O fato é que a rejeição republicana aos fatos não começou em 2020, ou nem mesmo na era Trump. A negação quanto à mudança do clima – que inclui afirmações de que o aquecimento global é uma trapaça perpetrada por uma cabala de cientistas internacionais– é um distintivo de identificação com o partido há muitos anos. Teorias alucinadas de conspiração sobre o casal Clinton circulavam abertamente na direita por boa parte da década de 1990.

E um episódio meio esquecido me parece representar um prenúncio forte do que estamos vendo agora: a reação dos republicanos à introdução, em geral bem sucedida, do Obamacare.

A Lei de Acesso à Saúde entrou plenamente em vigor em 2014, em meio a previsões de calamidade feitas pelos republicanos. Eles afirmavam que a lei causaria uma disparada nos preços dos planos de saúde, que não reduziria o número de pessoas desprovidas de cobertura e que teria efeito devastador sobre o emprego.

▶ [Registros do conjunto de dados]
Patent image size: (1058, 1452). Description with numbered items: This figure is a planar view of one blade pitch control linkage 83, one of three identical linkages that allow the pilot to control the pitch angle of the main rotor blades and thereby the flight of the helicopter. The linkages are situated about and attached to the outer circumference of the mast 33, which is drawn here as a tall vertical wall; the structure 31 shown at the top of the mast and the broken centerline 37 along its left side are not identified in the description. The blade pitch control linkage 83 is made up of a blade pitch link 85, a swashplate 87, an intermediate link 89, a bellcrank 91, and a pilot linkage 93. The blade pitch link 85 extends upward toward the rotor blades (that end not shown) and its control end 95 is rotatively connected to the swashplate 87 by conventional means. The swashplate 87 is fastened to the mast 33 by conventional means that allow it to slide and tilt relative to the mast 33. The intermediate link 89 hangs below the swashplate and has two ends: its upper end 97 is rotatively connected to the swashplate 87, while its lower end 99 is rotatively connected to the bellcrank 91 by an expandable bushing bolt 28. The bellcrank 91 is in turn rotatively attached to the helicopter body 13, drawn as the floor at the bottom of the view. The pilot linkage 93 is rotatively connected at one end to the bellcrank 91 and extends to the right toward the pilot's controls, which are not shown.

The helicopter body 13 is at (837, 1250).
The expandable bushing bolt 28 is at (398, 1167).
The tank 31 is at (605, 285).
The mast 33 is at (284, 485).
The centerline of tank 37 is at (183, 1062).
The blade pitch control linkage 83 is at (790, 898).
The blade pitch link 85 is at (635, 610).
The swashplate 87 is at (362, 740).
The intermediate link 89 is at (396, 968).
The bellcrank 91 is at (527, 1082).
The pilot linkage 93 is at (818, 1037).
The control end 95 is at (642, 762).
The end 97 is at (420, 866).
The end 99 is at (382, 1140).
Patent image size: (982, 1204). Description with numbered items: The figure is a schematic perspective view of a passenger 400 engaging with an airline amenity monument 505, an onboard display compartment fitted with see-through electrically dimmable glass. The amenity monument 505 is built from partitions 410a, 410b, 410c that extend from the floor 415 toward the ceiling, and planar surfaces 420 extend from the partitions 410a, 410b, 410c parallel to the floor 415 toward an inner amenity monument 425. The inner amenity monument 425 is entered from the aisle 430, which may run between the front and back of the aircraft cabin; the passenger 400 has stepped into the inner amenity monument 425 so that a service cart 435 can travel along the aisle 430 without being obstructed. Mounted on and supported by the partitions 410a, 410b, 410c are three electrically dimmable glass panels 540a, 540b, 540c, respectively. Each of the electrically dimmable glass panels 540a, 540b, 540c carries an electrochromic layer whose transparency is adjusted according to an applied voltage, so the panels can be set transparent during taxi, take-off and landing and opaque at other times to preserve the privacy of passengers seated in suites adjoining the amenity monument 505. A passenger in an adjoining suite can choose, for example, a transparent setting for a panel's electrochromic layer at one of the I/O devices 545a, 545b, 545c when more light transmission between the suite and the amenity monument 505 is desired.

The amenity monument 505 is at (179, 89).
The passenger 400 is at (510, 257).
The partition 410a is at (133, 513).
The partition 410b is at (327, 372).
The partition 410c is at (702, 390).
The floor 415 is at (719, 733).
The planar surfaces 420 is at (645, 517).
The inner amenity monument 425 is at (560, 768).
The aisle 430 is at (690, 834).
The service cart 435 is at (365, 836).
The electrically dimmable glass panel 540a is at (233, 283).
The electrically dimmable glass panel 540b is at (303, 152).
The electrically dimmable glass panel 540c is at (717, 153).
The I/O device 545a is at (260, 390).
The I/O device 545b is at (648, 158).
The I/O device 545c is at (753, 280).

▶ [Tarefa 1]
Indique se cada afirmação abaixo está de acordo com o trecho, respondendo sim ou não e citando literalmente as palavras decisivas do trecho.
(a) A negação da mudança do clima pelos republicanos é um fenômeno recente, surgido na era Trump.
(b) A Lei de Acesso à Saúde entrou plenamente em vigor em 2014.
(c) Os republicanos previam que a lei reduziria o número de pessoas sem cobertura.
▶ [Tarefa 2] Enumere todas as consequências da Lei de Acesso à Saúde que, segundo o trecho, os republicanos previam.
▶ [Tarefa 3] Reescreva a parte do trecho compreendida entre "A Lei de Acesso" e "sobre o emprego.", inclusive, trocando "emprego" por "mercado de trabalho".

▶ [Resposta final 1]
(a) Não: "é um distintivo de identificação com o partido há muitos anos".
(b) Sim: "A Lei de Acesso à Saúde entrou plenamente em vigor em 2014".
(c) Não: "que não reduziria o número de pessoas desprovidas de cobertura".

▶ [Resposta final 2]
- Uma disparada nos preços dos planos de saúde
- A não redução do número de pessoas desprovidas de cobertura
- Um efeito devastador sobre o emprego

▶ [Resposta final 3]
A Lei de Acesso à Saúde entrou plenamente em vigor em 2014, em meio a previsões de calamidade feitas pelos republicanos. Eles afirmavam que a lei causaria uma disparada nos preços dos planos de saúde, que não reduziria o número de pessoas desprovidas de cobertura e que teria efeito devastador sobre o mercado de trabalho.